(Data items)
■ ■ ■ ■ ■

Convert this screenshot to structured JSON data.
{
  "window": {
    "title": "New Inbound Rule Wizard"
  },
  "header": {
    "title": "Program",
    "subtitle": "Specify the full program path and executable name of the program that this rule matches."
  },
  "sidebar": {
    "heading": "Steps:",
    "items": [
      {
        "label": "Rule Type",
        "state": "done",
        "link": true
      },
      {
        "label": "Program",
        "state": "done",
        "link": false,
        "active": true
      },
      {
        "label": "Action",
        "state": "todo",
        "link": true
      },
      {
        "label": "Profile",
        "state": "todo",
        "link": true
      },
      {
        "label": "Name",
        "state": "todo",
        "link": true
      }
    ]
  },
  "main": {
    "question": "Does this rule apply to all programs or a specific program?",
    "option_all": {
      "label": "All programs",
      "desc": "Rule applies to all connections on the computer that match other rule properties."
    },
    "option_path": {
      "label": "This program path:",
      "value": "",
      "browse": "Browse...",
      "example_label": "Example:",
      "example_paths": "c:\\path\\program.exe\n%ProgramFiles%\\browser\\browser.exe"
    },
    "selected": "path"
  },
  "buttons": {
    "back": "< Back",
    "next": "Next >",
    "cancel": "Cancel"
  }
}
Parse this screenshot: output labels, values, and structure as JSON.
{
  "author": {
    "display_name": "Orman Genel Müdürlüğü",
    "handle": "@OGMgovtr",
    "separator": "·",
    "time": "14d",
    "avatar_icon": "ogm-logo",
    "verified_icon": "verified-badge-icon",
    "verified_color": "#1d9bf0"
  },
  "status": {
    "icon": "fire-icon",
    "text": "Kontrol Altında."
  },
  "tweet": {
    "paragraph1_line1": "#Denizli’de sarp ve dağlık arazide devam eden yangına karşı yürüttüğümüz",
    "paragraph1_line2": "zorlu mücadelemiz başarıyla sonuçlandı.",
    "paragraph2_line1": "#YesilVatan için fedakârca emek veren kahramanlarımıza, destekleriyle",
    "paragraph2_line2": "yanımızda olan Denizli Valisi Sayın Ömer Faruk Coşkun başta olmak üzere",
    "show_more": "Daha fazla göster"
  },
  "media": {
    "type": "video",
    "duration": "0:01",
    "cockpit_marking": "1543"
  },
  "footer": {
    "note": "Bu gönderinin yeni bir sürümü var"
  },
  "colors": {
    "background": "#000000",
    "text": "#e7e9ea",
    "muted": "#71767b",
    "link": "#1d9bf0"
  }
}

■ ■ ■ ■ ■

Return every line of the material exactly.

Finished task:
Convert this screenshot to structured JSON data.
{
  "window": {
    "title": "New Inbound Rule Wizard"
  },
  "header": {
    "title": "Program",
    "subtitle": "Specify the full program path and executable name of the program that this rule matches."
  },
  "sidebar": {
    "heading": "Steps:",
    "items": [
      {
        "label": "Rule Type",
        "state": "done",
        "link": true
      },
      {
        "label": "Program",
        "state": "done",
        "link": false,
        "active": true
      },
      {
        "label": "Action",
        "state": "todo",
        "link": true
      },
      {
        "label": "Profile",
        "state": "todo",
        "link": true
      },
      {
        "label": "Name",
        "state": "todo",
        "link": true
      }
    ]
  },
  "main": {
    "question": "Does this rule apply to all programs or a specific program?",
    "option_all": {
      "label": "All programs",
      "desc": "Rule applies to all connections on the computer that match other rule properties."
    },
    "option_path": {
      "label": "This program path:",
      "value": "",
      "browse": "Browse...",
      "example_label": "Example:",
      "example_paths": "c:\\path\\program.exe\n%ProgramFiles%\\browser\\browser.exe"
    },
    "selected": "path"
  },
  "buttons": {
    "back": "< Back",
    "next": "Next >",
    "cancel": "Cancel"
  }
}
Parse this screenshot: output labels, values, and structure as JSON.
{
  "author": {
    "display_name": "Orman Genel Müdürlüğü",
    "handle": "@OGMgovtr",
    "separator": "·",
    "time": "14d",
    "avatar_icon": "ogm-logo",
    "verified_icon": "verified-badge-icon",
    "verified_color": "#1d9bf0"
  },
  "status": {
    "icon": "fire-icon",
    "text": "Kontrol Altında."
  },
  "tweet": {
    "paragraph1_line1": "#Denizli’de sarp ve dağlık arazide devam eden yangına karşı yürüttüğümüz",
    "paragraph1_line2": "zorlu mücadelemiz başarıyla sonuçlandı.",
    "paragraph2_line1": "#YesilVatan için fedakârca emek veren kahramanlarımıza, destekleriyle",
    "paragraph2_line2": "yanımızda olan Denizli Valisi Sayın Ömer Faruk Coşkun başta olmak üzere",
    "show_more": "Daha fazla göster"
  },
  "media": {
    "type": "video",
    "duration": "0:01",
    "cockpit_marking": "1543"
  },
  "footer": {
    "note": "Bu gönderinin yeni bir sürümü var"
  },
  "colors": {
    "background": "#000000",
    "text": "#e7e9ea",
    "muted": "#71767b",
    "link": "#1d9bf0"
  }
}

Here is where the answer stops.